WHAT THE TASK REQUIRES:
Determine the number of lines in these entries that hold the word "砂浆用堆方". Give the number and nothing more.

** START OF AVAILABLE RECORDS **

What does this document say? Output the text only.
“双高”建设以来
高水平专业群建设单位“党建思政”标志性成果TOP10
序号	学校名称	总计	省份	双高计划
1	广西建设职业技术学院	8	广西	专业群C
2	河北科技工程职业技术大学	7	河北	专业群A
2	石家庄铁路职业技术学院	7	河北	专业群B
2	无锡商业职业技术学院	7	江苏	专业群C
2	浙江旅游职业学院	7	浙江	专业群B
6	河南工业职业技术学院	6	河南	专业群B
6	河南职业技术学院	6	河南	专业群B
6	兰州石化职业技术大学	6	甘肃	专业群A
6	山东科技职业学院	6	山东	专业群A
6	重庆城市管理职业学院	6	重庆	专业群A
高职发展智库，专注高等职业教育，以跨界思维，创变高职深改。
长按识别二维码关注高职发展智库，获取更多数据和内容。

** END OF AVAILABLE RECORDS **
** START OF AVAILABLE RECORDS **

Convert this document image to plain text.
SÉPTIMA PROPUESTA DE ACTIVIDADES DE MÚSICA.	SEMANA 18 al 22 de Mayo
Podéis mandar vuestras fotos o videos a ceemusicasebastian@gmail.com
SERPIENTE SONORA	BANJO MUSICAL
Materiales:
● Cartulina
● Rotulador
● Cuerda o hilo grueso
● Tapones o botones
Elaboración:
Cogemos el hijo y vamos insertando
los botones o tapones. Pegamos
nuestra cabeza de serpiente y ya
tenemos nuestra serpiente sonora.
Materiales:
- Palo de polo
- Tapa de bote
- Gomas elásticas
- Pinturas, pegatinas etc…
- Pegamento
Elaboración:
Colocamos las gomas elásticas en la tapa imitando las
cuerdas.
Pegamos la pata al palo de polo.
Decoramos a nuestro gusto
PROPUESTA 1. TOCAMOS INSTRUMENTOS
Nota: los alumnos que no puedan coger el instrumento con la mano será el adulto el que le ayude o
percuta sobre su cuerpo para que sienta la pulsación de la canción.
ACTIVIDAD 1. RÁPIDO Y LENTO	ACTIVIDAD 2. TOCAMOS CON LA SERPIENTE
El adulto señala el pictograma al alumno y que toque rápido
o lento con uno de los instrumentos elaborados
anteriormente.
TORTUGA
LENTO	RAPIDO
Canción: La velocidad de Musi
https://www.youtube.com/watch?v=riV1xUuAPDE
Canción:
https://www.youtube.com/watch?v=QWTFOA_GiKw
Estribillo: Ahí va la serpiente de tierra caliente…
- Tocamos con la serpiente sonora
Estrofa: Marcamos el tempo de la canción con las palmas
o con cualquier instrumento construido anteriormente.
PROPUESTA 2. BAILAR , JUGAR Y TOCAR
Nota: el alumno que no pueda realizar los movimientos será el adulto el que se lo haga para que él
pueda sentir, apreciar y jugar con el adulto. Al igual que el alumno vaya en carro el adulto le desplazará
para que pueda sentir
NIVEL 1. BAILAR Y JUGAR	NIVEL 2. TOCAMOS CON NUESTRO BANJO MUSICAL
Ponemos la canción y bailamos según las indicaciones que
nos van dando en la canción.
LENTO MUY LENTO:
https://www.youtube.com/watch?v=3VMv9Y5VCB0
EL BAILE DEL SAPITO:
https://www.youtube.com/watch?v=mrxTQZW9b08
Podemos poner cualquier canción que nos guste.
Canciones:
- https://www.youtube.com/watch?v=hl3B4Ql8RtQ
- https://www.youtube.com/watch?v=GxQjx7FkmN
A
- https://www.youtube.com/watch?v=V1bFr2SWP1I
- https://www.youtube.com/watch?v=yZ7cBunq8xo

** END OF AVAILABLE RECORDS **
** START OF AVAILABLE RECORDS **

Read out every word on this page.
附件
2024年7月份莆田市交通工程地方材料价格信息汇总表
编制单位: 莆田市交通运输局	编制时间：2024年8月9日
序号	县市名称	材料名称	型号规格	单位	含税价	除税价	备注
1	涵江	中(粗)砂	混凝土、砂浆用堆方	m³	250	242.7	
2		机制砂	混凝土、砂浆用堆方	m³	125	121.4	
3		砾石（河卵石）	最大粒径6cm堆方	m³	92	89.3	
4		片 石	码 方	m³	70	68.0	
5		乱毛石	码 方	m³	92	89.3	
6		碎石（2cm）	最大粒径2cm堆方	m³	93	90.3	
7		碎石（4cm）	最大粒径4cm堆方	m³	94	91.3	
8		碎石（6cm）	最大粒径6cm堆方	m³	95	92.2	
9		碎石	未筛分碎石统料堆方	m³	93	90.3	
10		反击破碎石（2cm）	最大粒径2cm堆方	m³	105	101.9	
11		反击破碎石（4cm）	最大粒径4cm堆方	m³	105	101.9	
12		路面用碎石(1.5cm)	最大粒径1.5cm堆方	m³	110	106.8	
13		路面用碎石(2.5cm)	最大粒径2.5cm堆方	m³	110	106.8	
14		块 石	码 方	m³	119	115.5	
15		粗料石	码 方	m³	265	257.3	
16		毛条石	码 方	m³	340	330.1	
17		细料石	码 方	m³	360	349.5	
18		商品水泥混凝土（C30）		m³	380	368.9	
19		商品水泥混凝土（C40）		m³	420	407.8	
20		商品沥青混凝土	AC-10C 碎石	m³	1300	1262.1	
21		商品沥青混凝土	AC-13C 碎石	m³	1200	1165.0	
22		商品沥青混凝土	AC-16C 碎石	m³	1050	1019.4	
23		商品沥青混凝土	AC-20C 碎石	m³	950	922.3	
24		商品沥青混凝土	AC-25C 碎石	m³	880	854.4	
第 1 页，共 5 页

** END OF AVAILABLE RECORDS **

SOLUTION FOR THIS EXERCISE:
2